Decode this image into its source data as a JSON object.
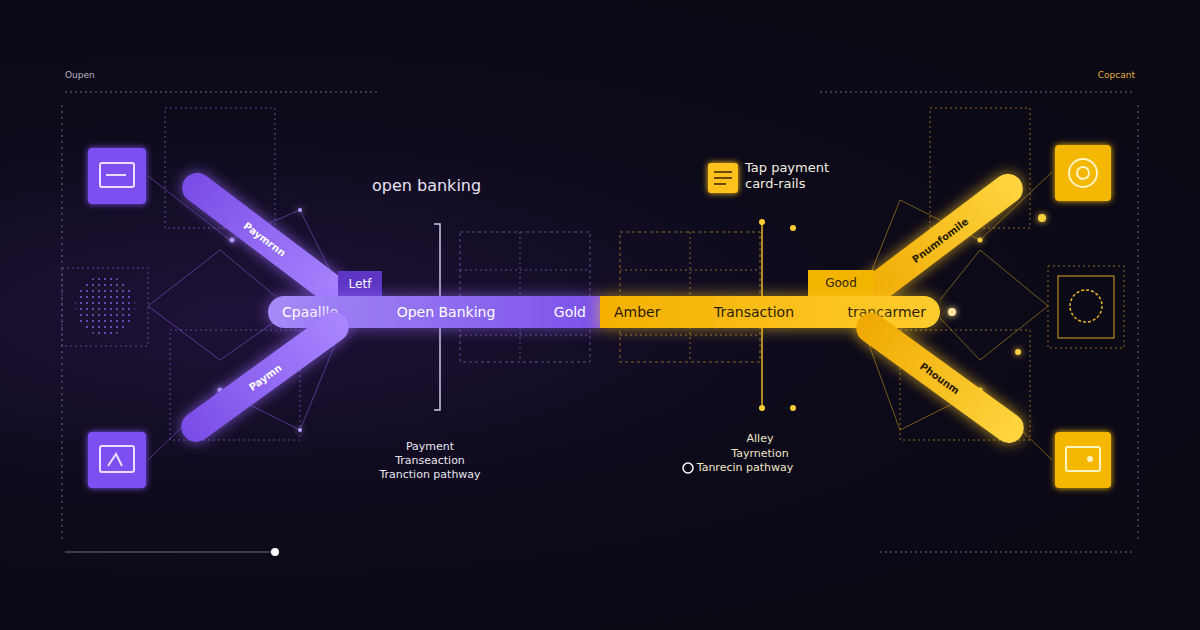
{
  "diagram": {
    "nodes": [
      {
        "text": [
          "Paymrnn"
        ]
      },
      {
        "text": [
          "Letf"
        ]
      },
      {
        "text": [
          "Cpaallle",
          "Open Banking",
          "Gold"
        ]
      },
      {
        "text": [
          "Paymn"
        ]
      },
      {
        "text": [
          "Pnumfomile"
        ]
      },
      {
        "text": [
          "Good"
        ]
      },
      {
        "text": [
          "Amber",
          "Transaction",
          "trancarmer"
        ]
      },
      {
        "text": [
          "Phounm"
        ]
      }
    ],
    "labels": [
      "Oupen",
      "Copcant",
      "open banking",
      "Tap payment card-rails",
      "Payment",
      "Transeaction",
      "Tranction pathway",
      "Alley",
      "Tayrnetion",
      "Tanrecin pathway"
    ]
  }
}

+-------+

WHAT THE TASK ASKS: Transcribe all entries above exactly. Drop the pictures.

ANSWER BELOW:
Decode this image into its source data as a JSON object.
{
  "diagram": {
    "nodes": [
      {
        "text": [
          "Paymrnn"
        ]
      },
      {
        "text": [
          "Letf"
        ]
      },
      {
        "text": [
          "Cpaallle",
          "Open Banking",
          "Gold"
        ]
      },
      {
        "text": [
          "Paymn"
        ]
      },
      {
        "text": [
          "Pnumfomile"
        ]
      },
      {
        "text": [
          "Good"
        ]
      },
      {
        "text": [
          "Amber",
          "Transaction",
          "trancarmer"
        ]
      },
      {
        "text": [
          "Phounm"
        ]
      }
    ],
    "labels": [
      "Oupen",
      "Copcant",
      "open banking",
      "Tap payment card-rails",
      "Payment",
      "Transeaction",
      "Tranction pathway",
      "Alley",
      "Tayrnetion",
      "Tanrecin pathway"
    ]
  }
}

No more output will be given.